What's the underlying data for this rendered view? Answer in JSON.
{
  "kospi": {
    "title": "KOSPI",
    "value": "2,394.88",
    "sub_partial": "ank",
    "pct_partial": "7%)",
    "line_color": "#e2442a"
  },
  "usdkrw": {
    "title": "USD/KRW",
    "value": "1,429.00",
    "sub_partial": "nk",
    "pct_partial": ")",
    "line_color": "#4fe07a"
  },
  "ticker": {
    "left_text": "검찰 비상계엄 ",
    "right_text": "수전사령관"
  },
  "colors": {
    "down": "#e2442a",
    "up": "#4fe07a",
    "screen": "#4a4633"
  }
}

= = = = = = =

OBJECTIVE: Copy out each record, keeping every word as it is.

EXERCISE OUTPUT:
What's the underlying data for this rendered view? Answer in JSON.
{
  "kospi": {
    "title": "KOSPI",
    "value": "2,394.88",
    "sub_partial": "ank",
    "pct_partial": "7%)",
    "line_color": "#e2442a"
  },
  "usdkrw": {
    "title": "USD/KRW",
    "value": "1,429.00",
    "sub_partial": "nk",
    "pct_partial": ")",
    "line_color": "#4fe07a"
  },
  "ticker": {
    "left_text": "검찰 비상계엄 ",
    "right_text": "수전사령관"
  },
  "colors": {
    "down": "#e2442a",
    "up": "#4fe07a",
    "screen": "#4a4633"
  }
}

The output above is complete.